— Start MATERIAL FOR THIS TASK —

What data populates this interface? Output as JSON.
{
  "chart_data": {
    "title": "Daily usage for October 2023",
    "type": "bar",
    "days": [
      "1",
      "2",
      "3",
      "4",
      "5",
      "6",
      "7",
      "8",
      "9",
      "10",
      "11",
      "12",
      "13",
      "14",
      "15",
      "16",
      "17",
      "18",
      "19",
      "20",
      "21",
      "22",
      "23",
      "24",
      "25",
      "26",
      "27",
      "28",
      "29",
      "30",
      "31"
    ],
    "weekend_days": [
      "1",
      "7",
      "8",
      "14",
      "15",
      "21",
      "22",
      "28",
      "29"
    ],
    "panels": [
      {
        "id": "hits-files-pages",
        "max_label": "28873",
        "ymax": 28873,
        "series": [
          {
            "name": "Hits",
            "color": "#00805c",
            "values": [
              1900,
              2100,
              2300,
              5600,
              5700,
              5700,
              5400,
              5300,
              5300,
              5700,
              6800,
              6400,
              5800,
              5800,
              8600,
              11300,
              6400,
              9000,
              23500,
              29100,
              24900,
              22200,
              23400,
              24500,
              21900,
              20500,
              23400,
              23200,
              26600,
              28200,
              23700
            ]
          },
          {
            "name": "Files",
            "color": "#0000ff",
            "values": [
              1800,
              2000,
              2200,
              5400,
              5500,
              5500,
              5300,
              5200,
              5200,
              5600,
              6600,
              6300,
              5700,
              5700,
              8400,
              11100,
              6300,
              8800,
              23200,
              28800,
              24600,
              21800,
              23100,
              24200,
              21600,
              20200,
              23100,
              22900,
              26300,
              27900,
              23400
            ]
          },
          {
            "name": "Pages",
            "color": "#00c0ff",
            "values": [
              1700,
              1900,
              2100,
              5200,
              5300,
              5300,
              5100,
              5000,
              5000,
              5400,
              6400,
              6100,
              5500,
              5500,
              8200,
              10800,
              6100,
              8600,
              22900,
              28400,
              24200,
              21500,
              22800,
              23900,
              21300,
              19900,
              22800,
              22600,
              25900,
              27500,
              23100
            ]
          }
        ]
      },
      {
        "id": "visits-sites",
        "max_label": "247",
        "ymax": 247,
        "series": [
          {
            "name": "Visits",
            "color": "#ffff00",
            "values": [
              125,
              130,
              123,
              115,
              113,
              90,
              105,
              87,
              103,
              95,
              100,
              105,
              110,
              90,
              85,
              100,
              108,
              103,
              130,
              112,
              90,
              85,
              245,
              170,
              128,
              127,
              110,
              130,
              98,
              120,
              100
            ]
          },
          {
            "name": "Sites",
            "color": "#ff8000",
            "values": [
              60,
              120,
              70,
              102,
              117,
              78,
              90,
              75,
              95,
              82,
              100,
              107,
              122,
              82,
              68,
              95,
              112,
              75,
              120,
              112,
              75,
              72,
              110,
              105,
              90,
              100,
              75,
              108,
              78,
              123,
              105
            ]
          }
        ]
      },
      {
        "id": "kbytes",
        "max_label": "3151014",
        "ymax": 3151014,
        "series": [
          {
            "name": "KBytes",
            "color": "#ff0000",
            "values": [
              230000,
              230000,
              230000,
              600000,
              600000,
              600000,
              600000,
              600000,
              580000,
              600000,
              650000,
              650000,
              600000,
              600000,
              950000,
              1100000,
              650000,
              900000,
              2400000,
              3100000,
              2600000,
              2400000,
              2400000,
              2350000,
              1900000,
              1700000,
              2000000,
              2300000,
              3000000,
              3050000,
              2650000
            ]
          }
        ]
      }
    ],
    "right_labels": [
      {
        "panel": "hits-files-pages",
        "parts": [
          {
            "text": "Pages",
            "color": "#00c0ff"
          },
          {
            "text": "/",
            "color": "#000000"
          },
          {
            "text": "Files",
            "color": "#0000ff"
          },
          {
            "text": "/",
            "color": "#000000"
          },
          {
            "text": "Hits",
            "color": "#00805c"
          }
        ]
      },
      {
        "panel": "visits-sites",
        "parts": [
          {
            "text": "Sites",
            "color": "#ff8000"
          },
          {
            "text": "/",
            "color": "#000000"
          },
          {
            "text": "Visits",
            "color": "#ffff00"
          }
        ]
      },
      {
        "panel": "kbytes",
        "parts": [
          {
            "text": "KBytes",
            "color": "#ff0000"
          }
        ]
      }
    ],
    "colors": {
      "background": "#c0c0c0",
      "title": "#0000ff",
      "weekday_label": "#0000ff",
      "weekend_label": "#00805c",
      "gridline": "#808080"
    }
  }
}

— End MATERIAL FOR THIS TASK —

Repeat the material above in full, keeping every word.

TASK RESULT ->
What data populates this interface? Output as JSON.
{
  "chart_data": {
    "title": "Daily usage for October 2023",
    "type": "bar",
    "days": [
      "1",
      "2",
      "3",
      "4",
      "5",
      "6",
      "7",
      "8",
      "9",
      "10",
      "11",
      "12",
      "13",
      "14",
      "15",
      "16",
      "17",
      "18",
      "19",
      "20",
      "21",
      "22",
      "23",
      "24",
      "25",
      "26",
      "27",
      "28",
      "29",
      "30",
      "31"
    ],
    "weekend_days": [
      "1",
      "7",
      "8",
      "14",
      "15",
      "21",
      "22",
      "28",
      "29"
    ],
    "panels": [
      {
        "id": "hits-files-pages",
        "max_label": "28873",
        "ymax": 28873,
        "series": [
          {
            "name": "Hits",
            "color": "#00805c",
            "values": [
              1900,
              2100,
              2300,
              5600,
              5700,
              5700,
              5400,
              5300,
              5300,
              5700,
              6800,
              6400,
              5800,
              5800,
              8600,
              11300,
              6400,
              9000,
              23500,
              29100,
              24900,
              22200,
              23400,
              24500,
              21900,
              20500,
              23400,
              23200,
              26600,
              28200,
              23700
            ]
          },
          {
            "name": "Files",
            "color": "#0000ff",
            "values": [
              1800,
              2000,
              2200,
              5400,
              5500,
              5500,
              5300,
              5200,
              5200,
              5600,
              6600,
              6300,
              5700,
              5700,
              8400,
              11100,
              6300,
              8800,
              23200,
              28800,
              24600,
              21800,
              23100,
              24200,
              21600,
              20200,
              23100,
              22900,
              26300,
              27900,
              23400
            ]
          },
          {
            "name": "Pages",
            "color": "#00c0ff",
            "values": [
              1700,
              1900,
              2100,
              5200,
              5300,
              5300,
              5100,
              5000,
              5000,
              5400,
              6400,
              6100,
              5500,
              5500,
              8200,
              10800,
              6100,
              8600,
              22900,
              28400,
              24200,
              21500,
              22800,
              23900,
              21300,
              19900,
              22800,
              22600,
              25900,
              27500,
              23100
            ]
          }
        ]
      },
      {
        "id": "visits-sites",
        "max_label": "247",
        "ymax": 247,
        "series": [
          {
            "name": "Visits",
            "color": "#ffff00",
            "values": [
              125,
              130,
              123,
              115,
              113,
              90,
              105,
              87,
              103,
              95,
              100,
              105,
              110,
              90,
              85,
              100,
              108,
              103,
              130,
              112,
              90,
              85,
              245,
              170,
              128,
              127,
              110,
              130,
              98,
              120,
              100
            ]
          },
          {
            "name": "Sites",
            "color": "#ff8000",
            "values": [
              60,
              120,
              70,
              102,
              117,
              78,
              90,
              75,
              95,
              82,
              100,
              107,
              122,
              82,
              68,
              95,
              112,
              75,
              120,
              112,
              75,
              72,
              110,
              105,
              90,
              100,
              75,
              108,
              78,
              123,
              105
            ]
          }
        ]
      },
      {
        "id": "kbytes",
        "max_label": "3151014",
        "ymax": 3151014,
        "series": [
          {
            "name": "KBytes",
            "color": "#ff0000",
            "values": [
              230000,
              230000,
              230000,
              600000,
              600000,
              600000,
              600000,
              600000,
              580000,
              600000,
              650000,
              650000,
              600000,
              600000,
              950000,
              1100000,
              650000,
              900000,
              2400000,
              3100000,
              2600000,
              2400000,
              2400000,
              2350000,
              1900000,
              1700000,
              2000000,
              2300000,
              3000000,
              3050000,
              2650000
            ]
          }
        ]
      }
    ],
    "right_labels": [
      {
        "panel": "hits-files-pages",
        "parts": [
          {
            "text": "Pages",
            "color": "#00c0ff"
          },
          {
            "text": "/",
            "color": "#000000"
          },
          {
            "text": "Files",
            "color": "#0000ff"
          },
          {
            "text": "/",
            "color": "#000000"
          },
          {
            "text": "Hits",
            "color": "#00805c"
          }
        ]
      },
      {
        "panel": "visits-sites",
        "parts": [
          {
            "text": "Sites",
            "color": "#ff8000"
          },
          {
            "text": "/",
            "color": "#000000"
          },
          {
            "text": "Visits",
            "color": "#ffff00"
          }
        ]
      },
      {
        "panel": "kbytes",
        "parts": [
          {
            "text": "KBytes",
            "color": "#ff0000"
          }
        ]
      }
    ],
    "colors": {
      "background": "#c0c0c0",
      "title": "#0000ff",
      "weekday_label": "#0000ff",
      "weekend_label": "#00805c",
      "gridline": "#808080"
    }
  }
}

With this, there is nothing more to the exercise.